WRITTEN REQUEST - Write out every single entry exactly.

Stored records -

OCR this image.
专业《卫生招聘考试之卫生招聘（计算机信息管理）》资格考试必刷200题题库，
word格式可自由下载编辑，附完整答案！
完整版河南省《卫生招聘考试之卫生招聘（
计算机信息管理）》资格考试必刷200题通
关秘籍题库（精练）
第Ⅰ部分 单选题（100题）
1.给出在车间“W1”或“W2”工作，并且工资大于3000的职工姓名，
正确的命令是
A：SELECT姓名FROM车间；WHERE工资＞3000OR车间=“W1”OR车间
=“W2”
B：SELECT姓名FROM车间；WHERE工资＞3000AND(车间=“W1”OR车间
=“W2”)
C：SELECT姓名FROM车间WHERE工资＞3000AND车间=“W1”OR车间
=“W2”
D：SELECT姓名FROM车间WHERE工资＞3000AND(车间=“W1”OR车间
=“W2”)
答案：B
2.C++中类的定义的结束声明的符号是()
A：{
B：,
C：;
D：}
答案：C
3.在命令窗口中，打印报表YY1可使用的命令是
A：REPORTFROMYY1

SOLUTION FOR THIS PROBLEM -
OCR this image.
专业《卫生招聘考试之卫生招聘（计算机信息管理）》资格考试必刷200题题库，
word格式可自由下载编辑，附完整答案！
完整版河南省《卫生招聘考试之卫生招聘（
计算机信息管理）》资格考试必刷200题通
关秘籍题库（精练）
第Ⅰ部分 单选题（100题）
1.给出在车间“W1”或“W2”工作，并且工资大于3000的职工姓名，
正确的命令是
A：SELECT姓名FROM车间；WHERE工资＞3000OR车间=“W1”OR车间
=“W2”
B：SELECT姓名FROM车间；WHERE工资＞3000AND(车间=“W1”OR车间
=“W2”)
C：SELECT姓名FROM车间WHERE工资＞3000AND车间=“W1”OR车间
=“W2”
D：SELECT姓名FROM车间WHERE工资＞3000AND(车间=“W1”OR车间
=“W2”)
答案：B
2.C++中类的定义的结束声明的符号是()
A：{
B：,
C：;
D：}
答案：C
3.在命令窗口中，打印报表YY1可使用的命令是
A：REPORTFROMYY1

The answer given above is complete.